# Problem description:
Reproduce every line in the listing that contains the word "this".

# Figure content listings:
--------------------

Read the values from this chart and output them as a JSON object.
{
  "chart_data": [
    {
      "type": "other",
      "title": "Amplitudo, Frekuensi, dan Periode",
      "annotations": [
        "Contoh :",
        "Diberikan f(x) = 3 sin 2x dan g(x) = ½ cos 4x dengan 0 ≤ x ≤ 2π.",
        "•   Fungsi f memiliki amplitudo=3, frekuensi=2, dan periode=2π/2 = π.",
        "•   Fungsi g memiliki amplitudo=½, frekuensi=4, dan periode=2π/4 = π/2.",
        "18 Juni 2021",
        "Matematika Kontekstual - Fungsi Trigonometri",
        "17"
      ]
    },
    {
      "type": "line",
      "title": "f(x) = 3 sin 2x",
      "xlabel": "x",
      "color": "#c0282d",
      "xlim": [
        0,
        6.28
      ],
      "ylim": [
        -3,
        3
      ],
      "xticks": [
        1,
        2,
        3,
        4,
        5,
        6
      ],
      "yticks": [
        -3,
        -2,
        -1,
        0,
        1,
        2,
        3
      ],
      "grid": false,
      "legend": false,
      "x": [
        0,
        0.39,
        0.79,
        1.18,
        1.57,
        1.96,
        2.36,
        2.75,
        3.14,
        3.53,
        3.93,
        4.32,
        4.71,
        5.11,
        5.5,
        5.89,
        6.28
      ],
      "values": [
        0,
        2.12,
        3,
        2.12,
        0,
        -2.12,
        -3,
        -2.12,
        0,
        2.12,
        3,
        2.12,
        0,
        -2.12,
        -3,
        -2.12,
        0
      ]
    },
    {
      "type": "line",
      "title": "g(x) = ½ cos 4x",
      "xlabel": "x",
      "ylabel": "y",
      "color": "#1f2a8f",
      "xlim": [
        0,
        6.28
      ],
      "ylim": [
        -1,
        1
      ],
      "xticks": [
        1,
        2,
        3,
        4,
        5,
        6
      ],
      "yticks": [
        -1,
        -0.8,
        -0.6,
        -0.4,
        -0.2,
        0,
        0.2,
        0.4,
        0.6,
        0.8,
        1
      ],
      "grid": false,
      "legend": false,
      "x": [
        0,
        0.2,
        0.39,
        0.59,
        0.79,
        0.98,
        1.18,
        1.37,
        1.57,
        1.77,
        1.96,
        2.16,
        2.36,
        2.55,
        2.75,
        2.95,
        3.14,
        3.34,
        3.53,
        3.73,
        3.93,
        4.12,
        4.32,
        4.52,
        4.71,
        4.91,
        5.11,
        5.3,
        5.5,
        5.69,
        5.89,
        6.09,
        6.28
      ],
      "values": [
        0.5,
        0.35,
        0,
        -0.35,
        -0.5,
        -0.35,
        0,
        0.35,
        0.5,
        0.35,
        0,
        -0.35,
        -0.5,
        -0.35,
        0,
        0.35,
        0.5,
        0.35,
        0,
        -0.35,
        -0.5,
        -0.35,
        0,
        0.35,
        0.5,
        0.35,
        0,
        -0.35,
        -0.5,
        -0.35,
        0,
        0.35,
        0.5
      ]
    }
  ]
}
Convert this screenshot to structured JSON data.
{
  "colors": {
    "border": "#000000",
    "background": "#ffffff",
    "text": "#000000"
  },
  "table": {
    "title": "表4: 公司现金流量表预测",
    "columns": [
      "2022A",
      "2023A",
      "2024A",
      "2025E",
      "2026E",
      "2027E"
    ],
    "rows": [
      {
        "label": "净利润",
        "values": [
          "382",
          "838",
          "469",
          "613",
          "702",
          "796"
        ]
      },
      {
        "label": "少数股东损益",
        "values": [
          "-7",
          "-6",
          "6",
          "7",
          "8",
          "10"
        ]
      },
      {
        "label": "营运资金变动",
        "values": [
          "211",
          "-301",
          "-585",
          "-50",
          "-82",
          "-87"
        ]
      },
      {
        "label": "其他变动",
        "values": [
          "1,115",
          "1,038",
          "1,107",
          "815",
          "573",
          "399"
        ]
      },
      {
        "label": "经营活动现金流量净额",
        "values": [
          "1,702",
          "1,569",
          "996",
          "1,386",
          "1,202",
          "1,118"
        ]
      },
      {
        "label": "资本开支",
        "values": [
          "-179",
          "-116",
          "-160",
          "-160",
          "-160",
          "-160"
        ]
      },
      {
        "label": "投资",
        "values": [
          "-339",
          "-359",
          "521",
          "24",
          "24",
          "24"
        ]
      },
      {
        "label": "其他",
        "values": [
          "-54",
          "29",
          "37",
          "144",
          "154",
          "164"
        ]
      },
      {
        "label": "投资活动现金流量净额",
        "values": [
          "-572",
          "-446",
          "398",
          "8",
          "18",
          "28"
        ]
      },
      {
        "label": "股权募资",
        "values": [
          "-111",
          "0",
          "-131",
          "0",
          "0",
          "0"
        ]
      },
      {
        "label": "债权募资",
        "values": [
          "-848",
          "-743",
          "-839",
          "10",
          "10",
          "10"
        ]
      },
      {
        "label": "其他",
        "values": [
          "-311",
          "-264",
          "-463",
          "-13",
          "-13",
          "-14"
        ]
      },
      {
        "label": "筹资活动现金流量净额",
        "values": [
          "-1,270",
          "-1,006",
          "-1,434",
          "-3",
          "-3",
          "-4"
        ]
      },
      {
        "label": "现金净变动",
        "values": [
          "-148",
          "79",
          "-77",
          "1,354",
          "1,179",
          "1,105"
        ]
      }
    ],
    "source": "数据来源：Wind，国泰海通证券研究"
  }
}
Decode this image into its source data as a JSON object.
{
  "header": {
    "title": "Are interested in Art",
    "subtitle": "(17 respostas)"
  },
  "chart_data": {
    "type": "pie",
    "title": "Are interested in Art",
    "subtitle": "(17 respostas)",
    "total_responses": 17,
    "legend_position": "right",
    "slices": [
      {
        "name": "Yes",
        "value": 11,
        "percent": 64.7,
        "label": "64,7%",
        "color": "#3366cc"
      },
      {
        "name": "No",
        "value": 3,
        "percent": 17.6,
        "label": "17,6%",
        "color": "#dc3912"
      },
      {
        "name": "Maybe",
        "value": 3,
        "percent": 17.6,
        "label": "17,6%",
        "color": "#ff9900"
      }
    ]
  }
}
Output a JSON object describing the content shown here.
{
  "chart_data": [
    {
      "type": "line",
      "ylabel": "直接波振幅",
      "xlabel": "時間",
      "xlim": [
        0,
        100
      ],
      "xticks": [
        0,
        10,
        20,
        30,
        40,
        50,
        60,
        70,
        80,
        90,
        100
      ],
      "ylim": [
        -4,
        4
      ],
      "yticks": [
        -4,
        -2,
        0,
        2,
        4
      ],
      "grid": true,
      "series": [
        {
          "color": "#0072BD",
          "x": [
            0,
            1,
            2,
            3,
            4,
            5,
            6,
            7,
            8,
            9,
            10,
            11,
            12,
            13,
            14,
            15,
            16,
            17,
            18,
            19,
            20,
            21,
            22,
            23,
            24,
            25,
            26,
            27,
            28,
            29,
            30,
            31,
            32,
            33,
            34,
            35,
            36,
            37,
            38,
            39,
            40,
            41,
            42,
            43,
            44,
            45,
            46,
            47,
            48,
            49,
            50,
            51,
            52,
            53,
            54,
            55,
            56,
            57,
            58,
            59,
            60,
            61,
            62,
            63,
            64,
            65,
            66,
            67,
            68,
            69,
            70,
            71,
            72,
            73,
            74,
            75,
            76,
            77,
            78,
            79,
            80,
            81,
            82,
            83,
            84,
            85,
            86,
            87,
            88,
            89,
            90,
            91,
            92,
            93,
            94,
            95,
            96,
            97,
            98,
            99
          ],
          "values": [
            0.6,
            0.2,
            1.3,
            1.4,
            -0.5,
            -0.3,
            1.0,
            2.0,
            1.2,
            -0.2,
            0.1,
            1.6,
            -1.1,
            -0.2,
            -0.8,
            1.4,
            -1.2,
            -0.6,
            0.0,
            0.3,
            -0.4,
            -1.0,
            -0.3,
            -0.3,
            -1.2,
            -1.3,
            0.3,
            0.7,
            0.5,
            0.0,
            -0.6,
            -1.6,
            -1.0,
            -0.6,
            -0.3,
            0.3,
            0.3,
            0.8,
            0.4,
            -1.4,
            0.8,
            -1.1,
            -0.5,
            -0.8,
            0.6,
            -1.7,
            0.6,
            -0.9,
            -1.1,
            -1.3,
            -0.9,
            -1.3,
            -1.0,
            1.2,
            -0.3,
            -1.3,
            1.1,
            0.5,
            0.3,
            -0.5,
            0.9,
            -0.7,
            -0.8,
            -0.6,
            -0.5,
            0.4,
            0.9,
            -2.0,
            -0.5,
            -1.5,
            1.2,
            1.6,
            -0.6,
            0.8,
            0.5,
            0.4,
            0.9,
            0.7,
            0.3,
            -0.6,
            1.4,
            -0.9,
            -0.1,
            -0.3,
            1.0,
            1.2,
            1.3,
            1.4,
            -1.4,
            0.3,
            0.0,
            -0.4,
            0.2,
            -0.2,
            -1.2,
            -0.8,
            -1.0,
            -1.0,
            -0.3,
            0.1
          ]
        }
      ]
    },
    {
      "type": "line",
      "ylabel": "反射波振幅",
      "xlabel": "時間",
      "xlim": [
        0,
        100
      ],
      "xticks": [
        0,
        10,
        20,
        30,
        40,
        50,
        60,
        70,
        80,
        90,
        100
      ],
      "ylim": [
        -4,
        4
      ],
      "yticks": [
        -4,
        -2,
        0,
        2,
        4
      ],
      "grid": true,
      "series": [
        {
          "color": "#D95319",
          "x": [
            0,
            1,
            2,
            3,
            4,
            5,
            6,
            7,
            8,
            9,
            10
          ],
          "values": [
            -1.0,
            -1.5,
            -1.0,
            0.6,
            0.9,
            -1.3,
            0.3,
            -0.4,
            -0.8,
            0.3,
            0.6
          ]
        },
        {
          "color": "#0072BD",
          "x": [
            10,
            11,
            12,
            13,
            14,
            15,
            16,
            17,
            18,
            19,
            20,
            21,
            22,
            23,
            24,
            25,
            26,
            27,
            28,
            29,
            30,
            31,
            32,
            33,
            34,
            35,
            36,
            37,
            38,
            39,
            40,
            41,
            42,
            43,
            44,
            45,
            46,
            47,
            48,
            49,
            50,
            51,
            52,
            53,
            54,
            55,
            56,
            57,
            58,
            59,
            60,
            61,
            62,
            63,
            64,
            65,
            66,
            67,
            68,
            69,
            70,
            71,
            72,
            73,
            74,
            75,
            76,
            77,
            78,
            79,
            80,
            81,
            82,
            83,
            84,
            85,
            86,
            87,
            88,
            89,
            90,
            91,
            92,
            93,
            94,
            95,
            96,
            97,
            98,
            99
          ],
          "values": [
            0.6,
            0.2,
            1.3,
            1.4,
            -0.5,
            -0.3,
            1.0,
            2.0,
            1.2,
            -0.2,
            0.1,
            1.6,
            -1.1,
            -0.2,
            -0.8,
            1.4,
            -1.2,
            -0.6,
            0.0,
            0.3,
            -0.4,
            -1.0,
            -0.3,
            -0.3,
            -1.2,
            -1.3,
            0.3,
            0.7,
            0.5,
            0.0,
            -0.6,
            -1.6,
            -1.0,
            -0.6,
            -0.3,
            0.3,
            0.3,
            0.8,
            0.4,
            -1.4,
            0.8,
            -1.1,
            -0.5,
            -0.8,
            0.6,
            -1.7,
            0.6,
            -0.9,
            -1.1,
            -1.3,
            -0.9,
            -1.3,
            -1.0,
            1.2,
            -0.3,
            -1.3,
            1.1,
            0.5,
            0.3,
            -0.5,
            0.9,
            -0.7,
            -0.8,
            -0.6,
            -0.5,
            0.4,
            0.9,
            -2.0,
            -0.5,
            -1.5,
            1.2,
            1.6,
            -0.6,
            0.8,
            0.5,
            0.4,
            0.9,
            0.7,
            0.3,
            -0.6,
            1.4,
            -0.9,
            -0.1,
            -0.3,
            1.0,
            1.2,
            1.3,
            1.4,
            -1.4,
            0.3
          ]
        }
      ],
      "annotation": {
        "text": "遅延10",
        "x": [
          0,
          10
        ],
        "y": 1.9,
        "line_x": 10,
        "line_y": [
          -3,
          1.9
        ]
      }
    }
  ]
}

--------------------

# The answer:
Read the values from this chart and output them as a JSON object.
Convert this screenshot to structured JSON data.
Decode this image into its source data as a JSON object.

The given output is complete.